* _Dataset records_
----------------------------------------

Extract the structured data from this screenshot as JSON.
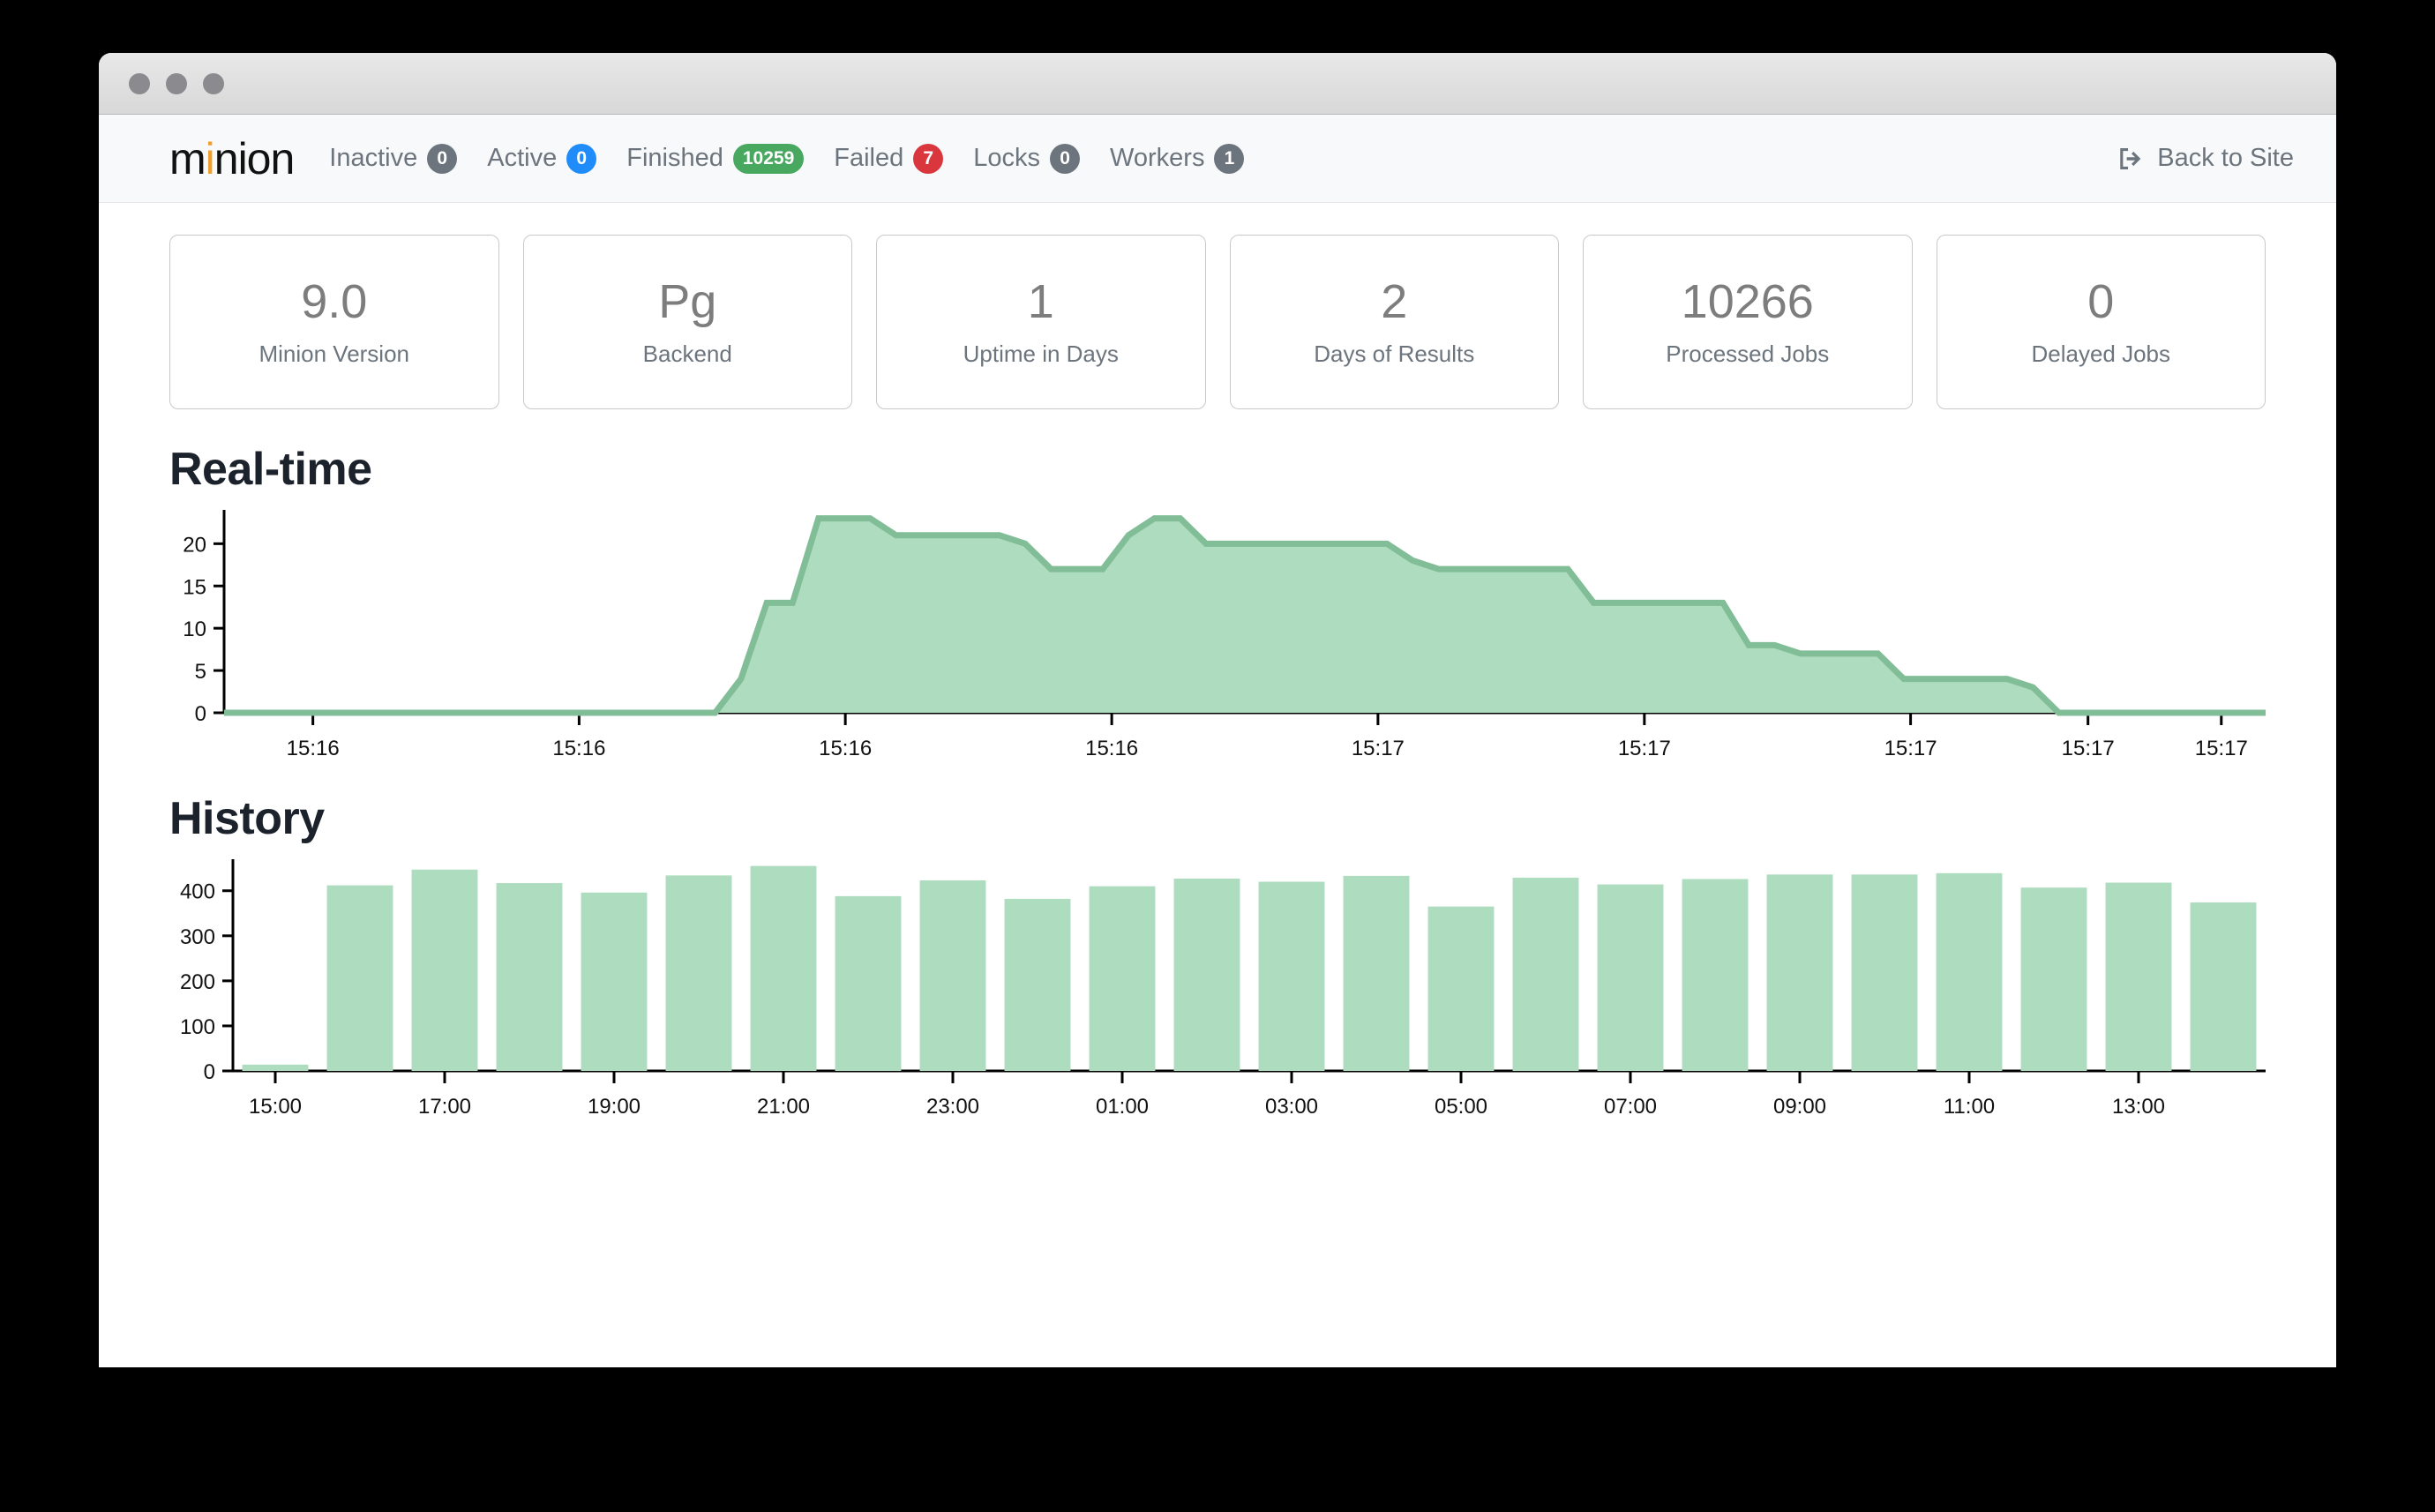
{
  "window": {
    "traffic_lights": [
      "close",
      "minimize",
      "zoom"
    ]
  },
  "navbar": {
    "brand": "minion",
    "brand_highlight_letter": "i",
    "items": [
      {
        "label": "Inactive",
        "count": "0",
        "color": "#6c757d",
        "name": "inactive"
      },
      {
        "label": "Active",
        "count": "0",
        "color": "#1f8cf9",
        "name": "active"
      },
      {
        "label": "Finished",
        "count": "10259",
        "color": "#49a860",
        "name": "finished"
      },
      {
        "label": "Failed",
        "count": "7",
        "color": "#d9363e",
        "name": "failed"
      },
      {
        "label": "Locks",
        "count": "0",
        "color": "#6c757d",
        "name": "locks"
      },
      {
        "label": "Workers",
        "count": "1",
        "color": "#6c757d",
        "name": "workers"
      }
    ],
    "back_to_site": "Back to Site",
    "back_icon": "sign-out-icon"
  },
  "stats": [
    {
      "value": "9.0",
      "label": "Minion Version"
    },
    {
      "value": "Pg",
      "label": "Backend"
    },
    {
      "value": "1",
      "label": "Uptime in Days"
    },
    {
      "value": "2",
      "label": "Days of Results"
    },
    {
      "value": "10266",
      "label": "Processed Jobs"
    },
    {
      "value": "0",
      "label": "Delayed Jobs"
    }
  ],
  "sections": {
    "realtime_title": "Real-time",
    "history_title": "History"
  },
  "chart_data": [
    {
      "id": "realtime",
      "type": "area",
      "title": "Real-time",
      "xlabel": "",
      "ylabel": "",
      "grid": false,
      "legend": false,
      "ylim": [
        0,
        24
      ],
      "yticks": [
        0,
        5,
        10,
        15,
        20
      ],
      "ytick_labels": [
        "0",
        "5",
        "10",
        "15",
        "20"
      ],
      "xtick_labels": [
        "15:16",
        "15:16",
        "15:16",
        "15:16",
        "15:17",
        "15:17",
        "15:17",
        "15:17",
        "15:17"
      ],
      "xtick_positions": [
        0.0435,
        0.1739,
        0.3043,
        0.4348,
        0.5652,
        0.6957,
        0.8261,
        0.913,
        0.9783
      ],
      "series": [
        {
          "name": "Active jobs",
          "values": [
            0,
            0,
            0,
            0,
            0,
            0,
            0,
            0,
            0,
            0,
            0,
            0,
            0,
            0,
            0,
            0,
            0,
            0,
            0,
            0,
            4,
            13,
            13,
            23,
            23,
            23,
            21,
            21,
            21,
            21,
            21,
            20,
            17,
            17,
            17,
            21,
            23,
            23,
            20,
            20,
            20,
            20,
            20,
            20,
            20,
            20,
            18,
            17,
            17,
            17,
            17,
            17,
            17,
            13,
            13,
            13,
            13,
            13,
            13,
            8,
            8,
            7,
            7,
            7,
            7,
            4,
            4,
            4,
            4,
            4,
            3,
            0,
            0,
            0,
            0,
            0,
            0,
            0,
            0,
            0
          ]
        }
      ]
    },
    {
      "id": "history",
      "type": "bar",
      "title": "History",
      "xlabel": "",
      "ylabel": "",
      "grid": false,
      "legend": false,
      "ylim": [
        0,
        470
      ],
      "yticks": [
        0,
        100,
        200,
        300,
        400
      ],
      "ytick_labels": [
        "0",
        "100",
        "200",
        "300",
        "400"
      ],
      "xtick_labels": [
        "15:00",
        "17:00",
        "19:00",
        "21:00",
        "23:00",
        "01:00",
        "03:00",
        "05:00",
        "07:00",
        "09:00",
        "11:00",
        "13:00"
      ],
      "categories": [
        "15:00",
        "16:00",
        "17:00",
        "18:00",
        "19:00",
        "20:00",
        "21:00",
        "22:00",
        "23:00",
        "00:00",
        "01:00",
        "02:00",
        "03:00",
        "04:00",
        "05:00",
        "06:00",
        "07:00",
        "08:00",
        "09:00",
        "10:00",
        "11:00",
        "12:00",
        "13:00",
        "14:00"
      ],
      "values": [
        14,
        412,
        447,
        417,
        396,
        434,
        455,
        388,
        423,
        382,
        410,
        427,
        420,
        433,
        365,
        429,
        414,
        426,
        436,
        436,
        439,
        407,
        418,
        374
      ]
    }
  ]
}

----------------------------------------

* _OBJECTIVE_
Reproduce every line of the material precisely, omitting its pictures.

* _TASK SOLUTION_
Extract the structured data from this screenshot as JSON.
{
  "window": {
    "traffic_lights": [
      "close",
      "minimize",
      "zoom"
    ]
  },
  "navbar": {
    "brand": "minion",
    "brand_highlight_letter": "i",
    "items": [
      {
        "label": "Inactive",
        "count": "0",
        "color": "#6c757d",
        "name": "inactive"
      },
      {
        "label": "Active",
        "count": "0",
        "color": "#1f8cf9",
        "name": "active"
      },
      {
        "label": "Finished",
        "count": "10259",
        "color": "#49a860",
        "name": "finished"
      },
      {
        "label": "Failed",
        "count": "7",
        "color": "#d9363e",
        "name": "failed"
      },
      {
        "label": "Locks",
        "count": "0",
        "color": "#6c757d",
        "name": "locks"
      },
      {
        "label": "Workers",
        "count": "1",
        "color": "#6c757d",
        "name": "workers"
      }
    ],
    "back_to_site": "Back to Site",
    "back_icon": "sign-out-icon"
  },
  "stats": [
    {
      "value": "9.0",
      "label": "Minion Version"
    },
    {
      "value": "Pg",
      "label": "Backend"
    },
    {
      "value": "1",
      "label": "Uptime in Days"
    },
    {
      "value": "2",
      "label": "Days of Results"
    },
    {
      "value": "10266",
      "label": "Processed Jobs"
    },
    {
      "value": "0",
      "label": "Delayed Jobs"
    }
  ],
  "sections": {
    "realtime_title": "Real-time",
    "history_title": "History"
  },
  "chart_data": [
    {
      "id": "realtime",
      "type": "area",
      "title": "Real-time",
      "xlabel": "",
      "ylabel": "",
      "grid": false,
      "legend": false,
      "ylim": [
        0,
        24
      ],
      "yticks": [
        0,
        5,
        10,
        15,
        20
      ],
      "ytick_labels": [
        "0",
        "5",
        "10",
        "15",
        "20"
      ],
      "xtick_labels": [
        "15:16",
        "15:16",
        "15:16",
        "15:16",
        "15:17",
        "15:17",
        "15:17",
        "15:17",
        "15:17"
      ],
      "xtick_positions": [
        0.0435,
        0.1739,
        0.3043,
        0.4348,
        0.5652,
        0.6957,
        0.8261,
        0.913,
        0.9783
      ],
      "series": [
        {
          "name": "Active jobs",
          "values": [
            0,
            0,
            0,
            0,
            0,
            0,
            0,
            0,
            0,
            0,
            0,
            0,
            0,
            0,
            0,
            0,
            0,
            0,
            0,
            0,
            4,
            13,
            13,
            23,
            23,
            23,
            21,
            21,
            21,
            21,
            21,
            20,
            17,
            17,
            17,
            21,
            23,
            23,
            20,
            20,
            20,
            20,
            20,
            20,
            20,
            20,
            18,
            17,
            17,
            17,
            17,
            17,
            17,
            13,
            13,
            13,
            13,
            13,
            13,
            8,
            8,
            7,
            7,
            7,
            7,
            4,
            4,
            4,
            4,
            4,
            3,
            0,
            0,
            0,
            0,
            0,
            0,
            0,
            0,
            0
          ]
        }
      ]
    },
    {
      "id": "history",
      "type": "bar",
      "title": "History",
      "xlabel": "",
      "ylabel": "",
      "grid": false,
      "legend": false,
      "ylim": [
        0,
        470
      ],
      "yticks": [
        0,
        100,
        200,
        300,
        400
      ],
      "ytick_labels": [
        "0",
        "100",
        "200",
        "300",
        "400"
      ],
      "xtick_labels": [
        "15:00",
        "17:00",
        "19:00",
        "21:00",
        "23:00",
        "01:00",
        "03:00",
        "05:00",
        "07:00",
        "09:00",
        "11:00",
        "13:00"
      ],
      "categories": [
        "15:00",
        "16:00",
        "17:00",
        "18:00",
        "19:00",
        "20:00",
        "21:00",
        "22:00",
        "23:00",
        "00:00",
        "01:00",
        "02:00",
        "03:00",
        "04:00",
        "05:00",
        "06:00",
        "07:00",
        "08:00",
        "09:00",
        "10:00",
        "11:00",
        "12:00",
        "13:00",
        "14:00"
      ],
      "values": [
        14,
        412,
        447,
        417,
        396,
        434,
        455,
        388,
        423,
        382,
        410,
        427,
        420,
        433,
        365,
        429,
        414,
        426,
        436,
        436,
        439,
        407,
        418,
        374
      ]
    }
  ]
}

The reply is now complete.